> _WHAT IS REQUIRED_
Go through the listing beneath this task and return every line that carries the string "Muscle".

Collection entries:

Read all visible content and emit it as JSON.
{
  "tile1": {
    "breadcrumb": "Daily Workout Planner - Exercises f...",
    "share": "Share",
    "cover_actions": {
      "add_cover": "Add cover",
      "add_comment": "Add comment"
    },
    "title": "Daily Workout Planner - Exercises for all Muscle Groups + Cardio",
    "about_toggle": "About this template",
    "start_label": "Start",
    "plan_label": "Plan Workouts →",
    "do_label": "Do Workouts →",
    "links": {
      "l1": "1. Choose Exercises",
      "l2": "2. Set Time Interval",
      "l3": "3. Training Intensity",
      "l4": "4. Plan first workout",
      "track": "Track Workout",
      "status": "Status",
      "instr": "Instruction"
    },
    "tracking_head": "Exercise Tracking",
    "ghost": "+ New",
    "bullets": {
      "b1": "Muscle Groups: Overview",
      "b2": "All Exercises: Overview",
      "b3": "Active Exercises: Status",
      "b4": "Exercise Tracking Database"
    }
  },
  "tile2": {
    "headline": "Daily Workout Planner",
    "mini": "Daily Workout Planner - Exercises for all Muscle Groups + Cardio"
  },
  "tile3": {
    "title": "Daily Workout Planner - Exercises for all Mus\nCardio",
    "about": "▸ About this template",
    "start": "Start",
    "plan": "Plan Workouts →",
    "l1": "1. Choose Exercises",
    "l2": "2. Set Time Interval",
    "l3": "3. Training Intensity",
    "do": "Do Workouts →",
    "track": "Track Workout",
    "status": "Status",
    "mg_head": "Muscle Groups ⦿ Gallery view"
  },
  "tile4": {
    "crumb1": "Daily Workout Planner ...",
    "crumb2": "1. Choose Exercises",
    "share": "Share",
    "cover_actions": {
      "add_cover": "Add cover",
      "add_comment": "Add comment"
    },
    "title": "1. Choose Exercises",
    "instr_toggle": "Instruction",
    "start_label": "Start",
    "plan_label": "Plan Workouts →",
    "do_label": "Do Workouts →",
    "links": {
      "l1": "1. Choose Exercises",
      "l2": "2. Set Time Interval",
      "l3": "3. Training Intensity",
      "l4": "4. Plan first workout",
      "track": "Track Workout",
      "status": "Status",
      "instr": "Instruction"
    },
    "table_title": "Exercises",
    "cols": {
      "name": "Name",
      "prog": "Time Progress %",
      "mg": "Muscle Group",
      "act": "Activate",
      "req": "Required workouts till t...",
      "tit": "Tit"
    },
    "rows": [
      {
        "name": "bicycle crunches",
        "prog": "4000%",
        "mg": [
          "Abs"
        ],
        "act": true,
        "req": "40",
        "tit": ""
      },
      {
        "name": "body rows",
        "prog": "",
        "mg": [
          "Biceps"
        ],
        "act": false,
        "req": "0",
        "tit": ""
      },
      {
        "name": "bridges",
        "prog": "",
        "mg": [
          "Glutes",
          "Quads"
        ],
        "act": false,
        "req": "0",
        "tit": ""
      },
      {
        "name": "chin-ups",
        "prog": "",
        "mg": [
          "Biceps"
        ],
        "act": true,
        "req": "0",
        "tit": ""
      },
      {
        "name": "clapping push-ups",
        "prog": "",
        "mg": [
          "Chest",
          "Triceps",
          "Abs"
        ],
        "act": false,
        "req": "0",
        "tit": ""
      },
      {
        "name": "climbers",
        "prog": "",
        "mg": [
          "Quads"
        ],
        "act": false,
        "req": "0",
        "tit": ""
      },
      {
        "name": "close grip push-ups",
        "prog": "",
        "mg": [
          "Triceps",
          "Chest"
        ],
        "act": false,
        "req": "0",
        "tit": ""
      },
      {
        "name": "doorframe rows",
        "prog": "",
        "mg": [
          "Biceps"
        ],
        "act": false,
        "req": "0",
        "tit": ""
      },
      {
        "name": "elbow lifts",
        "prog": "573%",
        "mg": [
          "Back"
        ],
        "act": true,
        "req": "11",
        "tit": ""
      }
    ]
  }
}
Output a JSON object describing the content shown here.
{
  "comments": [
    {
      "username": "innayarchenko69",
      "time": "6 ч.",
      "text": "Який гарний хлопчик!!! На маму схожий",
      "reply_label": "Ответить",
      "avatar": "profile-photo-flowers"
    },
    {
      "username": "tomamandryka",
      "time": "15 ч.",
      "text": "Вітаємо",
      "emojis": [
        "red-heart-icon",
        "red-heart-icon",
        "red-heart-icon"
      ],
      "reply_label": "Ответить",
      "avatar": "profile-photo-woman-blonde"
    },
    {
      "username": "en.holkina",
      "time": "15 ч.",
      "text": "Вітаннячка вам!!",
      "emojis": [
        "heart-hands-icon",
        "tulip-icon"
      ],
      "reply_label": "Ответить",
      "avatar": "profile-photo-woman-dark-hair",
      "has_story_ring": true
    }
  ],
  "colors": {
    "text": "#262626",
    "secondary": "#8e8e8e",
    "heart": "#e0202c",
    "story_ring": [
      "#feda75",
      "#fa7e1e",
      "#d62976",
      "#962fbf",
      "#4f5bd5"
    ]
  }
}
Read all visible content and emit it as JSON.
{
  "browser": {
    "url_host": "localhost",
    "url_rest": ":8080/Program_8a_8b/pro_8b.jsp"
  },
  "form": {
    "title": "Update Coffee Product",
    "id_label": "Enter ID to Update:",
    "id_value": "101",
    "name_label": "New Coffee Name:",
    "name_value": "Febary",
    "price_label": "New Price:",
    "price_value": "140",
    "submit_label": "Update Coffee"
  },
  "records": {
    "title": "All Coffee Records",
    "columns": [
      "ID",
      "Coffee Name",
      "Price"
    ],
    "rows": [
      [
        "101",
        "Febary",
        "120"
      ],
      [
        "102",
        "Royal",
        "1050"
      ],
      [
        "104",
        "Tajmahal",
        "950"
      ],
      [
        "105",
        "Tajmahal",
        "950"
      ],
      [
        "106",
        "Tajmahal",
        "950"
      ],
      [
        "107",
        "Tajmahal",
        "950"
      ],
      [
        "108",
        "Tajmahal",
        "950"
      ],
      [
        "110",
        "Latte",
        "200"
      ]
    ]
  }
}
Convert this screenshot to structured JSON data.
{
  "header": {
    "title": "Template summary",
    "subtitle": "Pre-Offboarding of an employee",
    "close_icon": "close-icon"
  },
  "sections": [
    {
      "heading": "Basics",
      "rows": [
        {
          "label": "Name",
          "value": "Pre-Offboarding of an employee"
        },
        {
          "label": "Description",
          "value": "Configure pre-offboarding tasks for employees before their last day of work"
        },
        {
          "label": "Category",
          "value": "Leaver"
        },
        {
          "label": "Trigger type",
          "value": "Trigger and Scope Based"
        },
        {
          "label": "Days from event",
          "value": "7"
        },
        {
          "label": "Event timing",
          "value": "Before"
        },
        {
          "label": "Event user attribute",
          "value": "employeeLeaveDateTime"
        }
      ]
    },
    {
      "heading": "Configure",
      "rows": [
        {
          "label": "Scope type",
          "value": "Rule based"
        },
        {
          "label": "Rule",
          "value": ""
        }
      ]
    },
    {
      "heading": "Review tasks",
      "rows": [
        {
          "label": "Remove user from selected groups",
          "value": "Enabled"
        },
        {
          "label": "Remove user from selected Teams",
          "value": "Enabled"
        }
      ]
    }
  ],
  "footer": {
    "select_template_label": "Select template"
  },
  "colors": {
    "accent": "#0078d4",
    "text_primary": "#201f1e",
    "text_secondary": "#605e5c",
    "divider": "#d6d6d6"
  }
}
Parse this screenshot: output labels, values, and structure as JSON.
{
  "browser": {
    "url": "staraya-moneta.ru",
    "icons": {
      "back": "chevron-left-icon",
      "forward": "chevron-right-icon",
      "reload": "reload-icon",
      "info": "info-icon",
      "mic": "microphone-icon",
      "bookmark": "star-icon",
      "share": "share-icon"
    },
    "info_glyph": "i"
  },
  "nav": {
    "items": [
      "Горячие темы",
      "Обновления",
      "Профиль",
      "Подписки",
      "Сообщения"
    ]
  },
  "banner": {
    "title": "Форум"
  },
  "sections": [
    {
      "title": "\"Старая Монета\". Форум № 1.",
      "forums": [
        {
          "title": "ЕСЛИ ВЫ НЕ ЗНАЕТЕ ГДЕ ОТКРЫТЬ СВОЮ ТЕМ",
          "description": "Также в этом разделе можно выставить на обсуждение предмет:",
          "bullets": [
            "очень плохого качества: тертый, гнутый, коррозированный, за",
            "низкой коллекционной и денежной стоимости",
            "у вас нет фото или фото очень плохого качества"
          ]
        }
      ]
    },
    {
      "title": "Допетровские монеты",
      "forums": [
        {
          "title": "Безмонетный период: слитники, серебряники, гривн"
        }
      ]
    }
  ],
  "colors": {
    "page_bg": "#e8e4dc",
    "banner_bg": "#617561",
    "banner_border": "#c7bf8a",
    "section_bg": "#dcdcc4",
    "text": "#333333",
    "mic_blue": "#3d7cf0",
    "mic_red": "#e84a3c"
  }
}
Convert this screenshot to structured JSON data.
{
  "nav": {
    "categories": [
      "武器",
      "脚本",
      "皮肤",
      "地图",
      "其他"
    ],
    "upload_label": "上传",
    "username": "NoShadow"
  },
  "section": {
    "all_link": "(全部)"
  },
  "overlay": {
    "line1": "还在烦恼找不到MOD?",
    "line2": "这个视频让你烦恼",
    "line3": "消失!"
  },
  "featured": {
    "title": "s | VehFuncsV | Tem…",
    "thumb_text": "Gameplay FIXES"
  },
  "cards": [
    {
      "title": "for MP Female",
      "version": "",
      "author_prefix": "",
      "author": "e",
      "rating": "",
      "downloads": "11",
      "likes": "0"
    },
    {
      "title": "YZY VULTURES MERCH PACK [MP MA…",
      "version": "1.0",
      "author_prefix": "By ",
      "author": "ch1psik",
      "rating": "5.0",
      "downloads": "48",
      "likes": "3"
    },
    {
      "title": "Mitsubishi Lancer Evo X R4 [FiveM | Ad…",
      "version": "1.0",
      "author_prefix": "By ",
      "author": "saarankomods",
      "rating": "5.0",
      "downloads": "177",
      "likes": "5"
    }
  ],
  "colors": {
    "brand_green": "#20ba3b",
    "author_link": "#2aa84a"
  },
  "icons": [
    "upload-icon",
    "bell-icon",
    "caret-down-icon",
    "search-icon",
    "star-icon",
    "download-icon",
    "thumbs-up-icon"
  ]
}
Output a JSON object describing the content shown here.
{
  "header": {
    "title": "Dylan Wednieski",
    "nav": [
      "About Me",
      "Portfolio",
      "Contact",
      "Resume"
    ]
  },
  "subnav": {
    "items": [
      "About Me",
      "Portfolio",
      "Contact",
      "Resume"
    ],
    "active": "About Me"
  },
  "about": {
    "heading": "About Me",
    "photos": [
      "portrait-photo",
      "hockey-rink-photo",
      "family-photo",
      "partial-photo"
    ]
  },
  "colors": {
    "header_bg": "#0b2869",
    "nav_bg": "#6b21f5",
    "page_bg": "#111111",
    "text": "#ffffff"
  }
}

> _RESULT FOR THIS TASK_
    "title": "Daily Workout Planner - Exercises for all Muscle Groups + Cardio",
      "b1": "Muscle Groups: Overview",
    "mini": "Daily Workout Planner - Exercises for all Muscle Groups + Cardio"
    "mg_head": "Muscle Groups ⦿ Gallery view"
      "mg": "Muscle Group",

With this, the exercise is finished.